*TASK DIRECTIONS*
Give the number of lines in the data that contain "Edition", and nothing more.

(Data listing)
○ ○ ○ ○

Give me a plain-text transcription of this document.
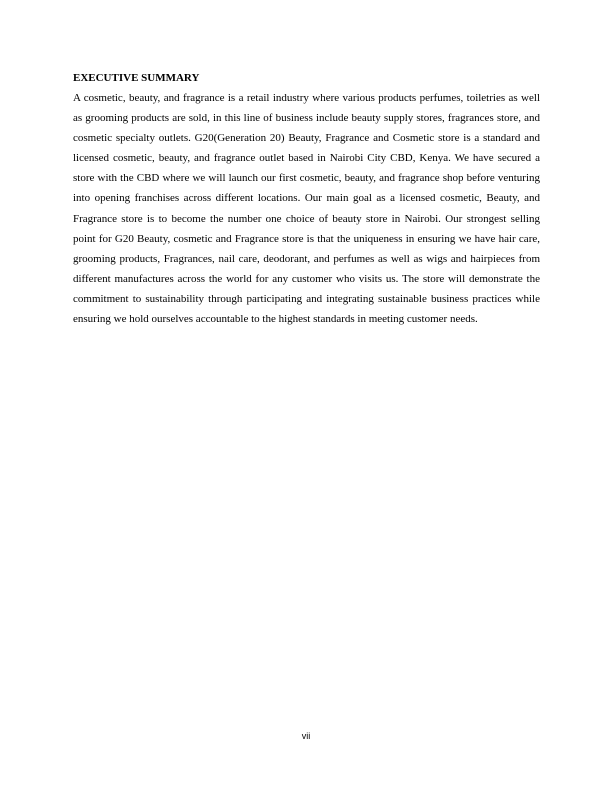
EXECUTIVE SUMMARY

A cosmetic, beauty, and fragrance is a retail industry where various products perfumes, toiletries as well as grooming products are sold, in this line of business include beauty supply stores, fragrances store, and cosmetic specialty outlets. G20(Generation 20) Beauty, Fragrance and Cosmetic store is a standard and licensed cosmetic, beauty, and fragrance outlet based in Nairobi City CBD, Kenya. We have secured a store with the CBD where we will launch our first cosmetic, beauty, and fragrance shop before venturing into opening franchises across different locations. Our main goal as a licensed cosmetic, Beauty, and Fragrance store is to become the number one choice of beauty store in Nairobi. Our strongest selling point for G20 Beauty, cosmetic and Fragrance store is that the uniqueness in ensuring we have hair care, grooming products, Fragrances, nail care, deodorant, and perfumes as well as wigs and hairpieces from different manufactures across the world for any customer who visits us. The store will demonstrate the commitment to sustainability through participating and integrating sustainable business practices while ensuring we hold ourselves accountable to the highest standards in meeting customer needs.

vii
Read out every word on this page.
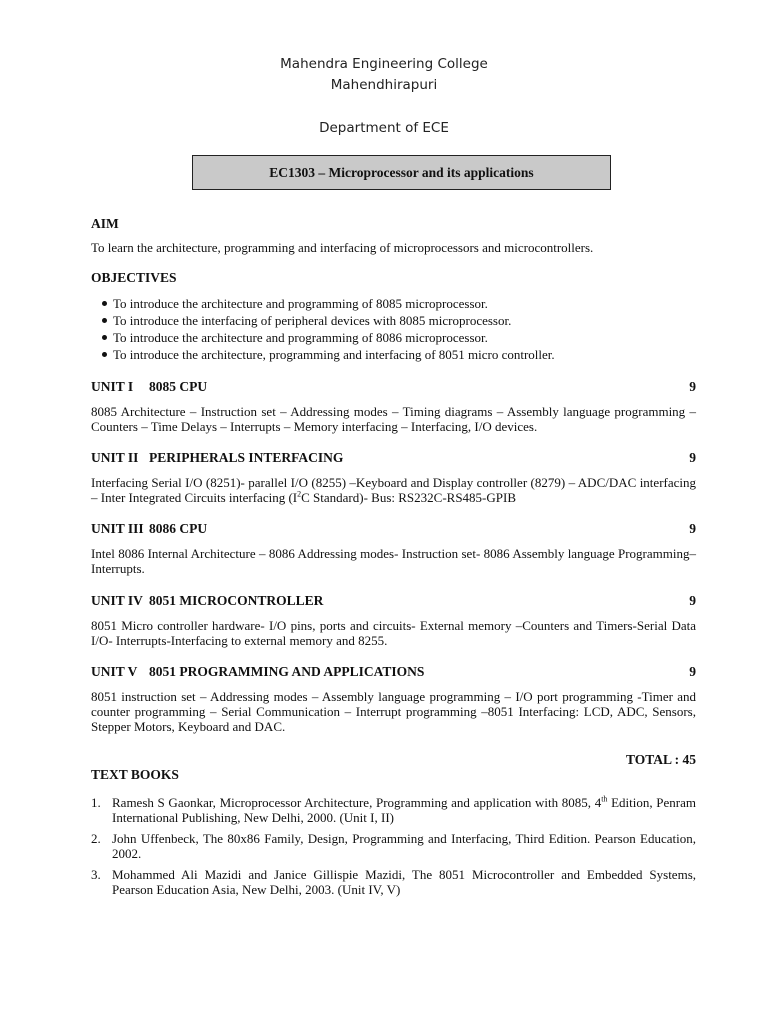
Mahendra Engineering College
Mahendhirapuri
Department of ECE
EC1303 – Microprocessor and its applications
AIM
To learn the architecture, programming and interfacing of microprocessors and microcontrollers.
OBJECTIVES
To introduce the architecture and programming of 8085 microprocessor.
To introduce the interfacing of peripheral devices with 8085 microprocessor.
To introduce the architecture and programming of 8086 microprocessor.
To introduce the architecture, programming and interfacing of 8051 micro controller.
UNIT I 8085 CPU	9
8085 Architecture – Instruction set – Addressing modes – Timing diagrams – Assembly language programming – Counters – Time Delays – Interrupts – Memory interfacing – Interfacing, I/O devices.
UNIT II PERIPHERALS INTERFACING	9
Interfacing Serial I/O (8251)- parallel I/O (8255) –Keyboard and Display controller (8279) – ADC/DAC interfacing – Inter Integrated Circuits interfacing ($I^2C$ Standard)- Bus: RS232C-RS485-GPIB
UNIT III 8086 CPU	9
Intel 8086 Internal Architecture – 8086 Addressing modes- Instruction set- 8086 Assembly language Programming–Interrupts.
UNIT IV 8051 MICROCONTROLLER	9
8051 Micro controller hardware- I/O pins, ports and circuits- External memory –Counters and Timers-Serial Data I/O- Interrupts-Interfacing to external memory and 8255.
UNIT V 8051 PROGRAMMING AND APPLICATIONS	9
8051 instruction set – Addressing modes – Assembly language programming – I/O port programming -Timer and counter programming – Serial Communication – Interrupt programming –8051 Interfacing: LCD, ADC, Sensors, Stepper Motors, Keyboard and DAC.
TOTAL : 45
TEXT BOOKS
1. Ramesh S Gaonkar, Microprocessor Architecture, Programming and application with 8085, 4th Edition, Penram International Publishing, New Delhi, 2000. (Unit I, II)
2. John Uffenbeck, The 80x86 Family, Design, Programming and Interfacing, Third Edition. Pearson Education, 2002.
3. Mohammed Ali Mazidi and Janice Gillispie Mazidi, The 8051 Microcontroller and Embedded Systems, Pearson Education Asia, New Delhi, 2003. (Unit IV, V)
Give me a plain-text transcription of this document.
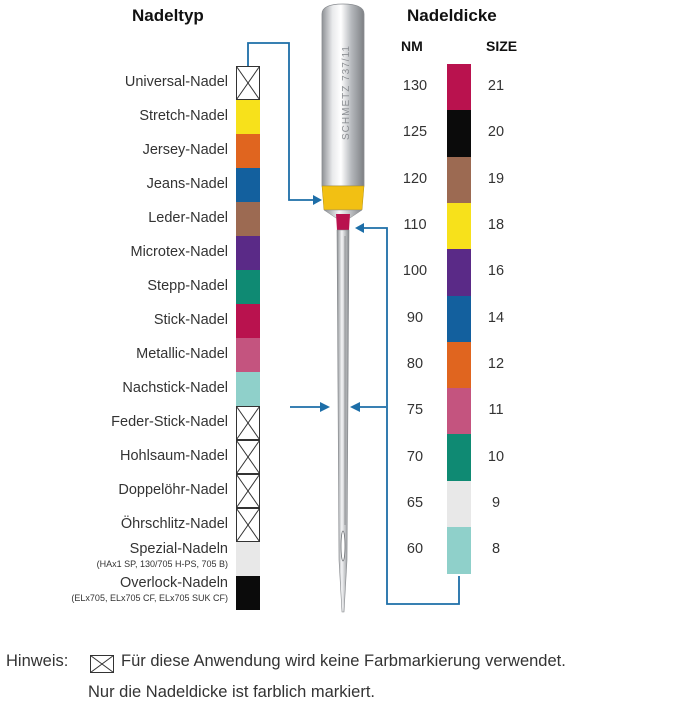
Nadeltyp	Nadeldicke
NM	SIZE
Universal-Nadel
Stretch-Nadel
Jersey-Nadel
Jeans-Nadel
Leder-Nadel
Microtex-Nadel
Stepp-Nadel
Stick-Nadel
Metallic-Nadel
Nachstick-Nadel
Feder-Stick-Nadel
Hohlsaum-Nadel
Doppelöhr-Nadel
Öhrschlitz-Nadel
Spezial-Nadeln
(HAx1 SP, 130/705 H-PS, 705 B)
Overlock-Nadeln
(ELx705, ELx705 CF, ELx705 SUK CF)
130
125
120
110
100
90
80
75
70
65
60
21
20
19
18
16
14
12
11
10
9
8
SCHMETZ 737/11
Hinweis: ☒ Für diese Anwendung wird keine Farbmarkierung verwendet.
Nur die Nadeldicke ist farblich markiert.
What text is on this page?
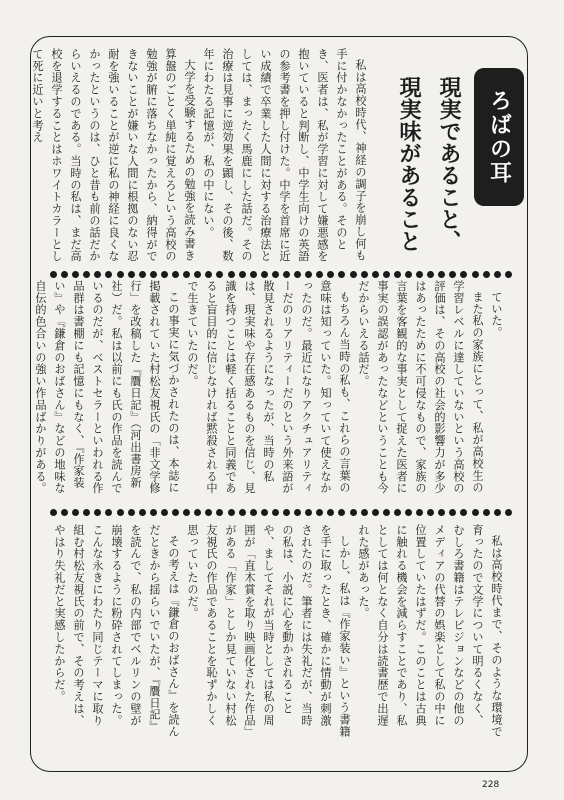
ろばの耳
現実であること、
現実味があること

私は高校時代、神経の調子を崩し何も手に付かなかったことがある。そのとき、医者は、私が学習に対して嫌悪感を抱いていると判断し、中学生向けの英語の参考書を押し付けた。中学を首席に近い成績で卒業した人間に対する治療法としては、まったく馬鹿にした話だ。その治療は見事に逆効果を顕し、その後、数年にわたる記憶が、私の中にない。

大学を受験するための勉強を読み書き算盤のごとく単純に覚えろという高校の勉強が腑に落ちなかったから、納得ができないことが嫌いな人間に根拠のない忍耐を強いることが逆に私の神経に良くなかったというのは、ひと昔も前の話だからいえるのである。当時の私は、まだ高校を退学することはホワイトカラーとして死に近いと考え

ていた。

また私の家族にとって、私が高校生の学習レベルに達していないという高校の評価は、その高校の社会的影響力が多少はあったために不可侵なもので、家族の言葉を客観的な事実として捉えた医者に事実の誤認があったなどということも今だからいえる話だ。

もちろん当時の私も、これらの言葉の意味は知っていた。知っていて使えなかったのだ。最近になりアクチュアリティーだのリアリティーだのという外来語が散見されるようになったが、当時の私は、現実味や存在感あるものを信じ、見識を持つことは軽く括ることと同義であると盲目的に信じなければ黙殺される中で生きていたのだ。

この事実に気づかされたのは、本誌に掲載されていた村松友視氏の「非文学修行」を改稿した『贋日記』（河出書房新社）だ。私は以前にも氏の作品を読んでいるのだが、ベストセラーといわれる作品群は書棚にも記憶にもなく、『作家装い』や『鎌倉のおばさん』などの地味な自伝的色合いの強い作品ばかりがある。

私は高校時代まで、そのような環境で育ったので文学について明るくなく、むしろ書籍はテレビジョンなどの他のメディアの代替の娯楽として私の中に位置していたはずだ。このことは古典に触れる機会を減らすことであり、私としては何となく自分は読書歴で出遅れた感があった。

しかし、私は『作家装い』という書籍を手に取ったとき、確かに情動が刺激されたのだ。筆者には失礼だが、当時の私は、小説に心を動かされることや、ましてそれが当時としては私の周囲が「直木賞を取り映画化された作品」がある「作家」としか見ていない村松友視氏の作品であることを恥ずかしく思っていたのだ。

その考えは『鎌倉のおばさん』を読んだときから揺らいでいたが、『贋日記』を読んで、私の内部でベルリンの壁が崩壊するように粉砕されてしまった。こんな永きにわたり同じテーマに取り組む村松友視氏の前で、その考えは、やはり失礼だと実感したからだ。

228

○ ○ ○ ○

*ANSWER IN FULL*
2